* begin *
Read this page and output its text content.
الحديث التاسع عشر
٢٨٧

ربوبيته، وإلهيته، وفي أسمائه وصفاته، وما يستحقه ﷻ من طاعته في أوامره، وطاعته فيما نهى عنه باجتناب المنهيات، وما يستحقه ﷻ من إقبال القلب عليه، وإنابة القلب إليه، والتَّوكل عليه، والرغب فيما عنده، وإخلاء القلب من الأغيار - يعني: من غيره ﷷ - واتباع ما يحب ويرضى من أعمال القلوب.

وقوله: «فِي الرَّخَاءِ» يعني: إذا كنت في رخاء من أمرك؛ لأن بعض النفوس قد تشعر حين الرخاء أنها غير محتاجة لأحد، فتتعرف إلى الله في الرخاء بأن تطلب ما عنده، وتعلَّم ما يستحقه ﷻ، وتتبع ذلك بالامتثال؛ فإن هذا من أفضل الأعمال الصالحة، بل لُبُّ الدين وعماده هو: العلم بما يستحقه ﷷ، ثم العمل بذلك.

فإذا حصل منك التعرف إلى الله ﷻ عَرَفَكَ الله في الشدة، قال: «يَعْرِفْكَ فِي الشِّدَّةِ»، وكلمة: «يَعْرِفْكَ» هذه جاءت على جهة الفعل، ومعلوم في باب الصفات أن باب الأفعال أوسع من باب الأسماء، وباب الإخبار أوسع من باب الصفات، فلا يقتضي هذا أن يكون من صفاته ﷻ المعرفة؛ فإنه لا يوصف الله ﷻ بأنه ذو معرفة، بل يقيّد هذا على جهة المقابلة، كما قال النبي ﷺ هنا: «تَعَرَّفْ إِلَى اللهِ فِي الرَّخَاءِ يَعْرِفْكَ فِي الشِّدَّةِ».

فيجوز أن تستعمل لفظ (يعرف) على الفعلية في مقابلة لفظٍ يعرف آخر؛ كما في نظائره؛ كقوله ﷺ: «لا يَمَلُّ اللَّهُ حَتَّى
* end *
Each line of the listing should be copied exactly.

RESULT OF THE EXERCISE –
Read this page and output its text content.
الحديث التاسع عشر
٢٨٧

ربوبيته، وإلهيته، وفي أسمائه وصفاته، وما يستحقه ﷻ من طاعته في أوامره، وطاعته فيما نهى عنه باجتناب المنهيات، وما يستحقه ﷻ من إقبال القلب عليه، وإنابة القلب إليه، والتَّوكل عليه، والرغب فيما عنده، وإخلاء القلب من الأغيار - يعني: من غيره ﷷ - واتباع ما يحب ويرضى من أعمال القلوب.

وقوله: «فِي الرَّخَاءِ» يعني: إذا كنت في رخاء من أمرك؛ لأن بعض النفوس قد تشعر حين الرخاء أنها غير محتاجة لأحد، فتتعرف إلى الله في الرخاء بأن تطلب ما عنده، وتعلَّم ما يستحقه ﷻ، وتتبع ذلك بالامتثال؛ فإن هذا من أفضل الأعمال الصالحة، بل لُبُّ الدين وعماده هو: العلم بما يستحقه ﷷ، ثم العمل بذلك.

فإذا حصل منك التعرف إلى الله ﷻ عَرَفَكَ الله في الشدة، قال: «يَعْرِفْكَ فِي الشِّدَّةِ»، وكلمة: «يَعْرِفْكَ» هذه جاءت على جهة الفعل، ومعلوم في باب الصفات أن باب الأفعال أوسع من باب الأسماء، وباب الإخبار أوسع من باب الصفات، فلا يقتضي هذا أن يكون من صفاته ﷻ المعرفة؛ فإنه لا يوصف الله ﷻ بأنه ذو معرفة، بل يقيّد هذا على جهة المقابلة، كما قال النبي ﷺ هنا: «تَعَرَّفْ إِلَى اللهِ فِي الرَّخَاءِ يَعْرِفْكَ فِي الشِّدَّةِ».

فيجوز أن تستعمل لفظ (يعرف) على الفعلية في مقابلة لفظٍ يعرف آخر؛ كما في نظائره؛ كقوله ﷺ: «لا يَمَلُّ اللَّهُ حَتَّى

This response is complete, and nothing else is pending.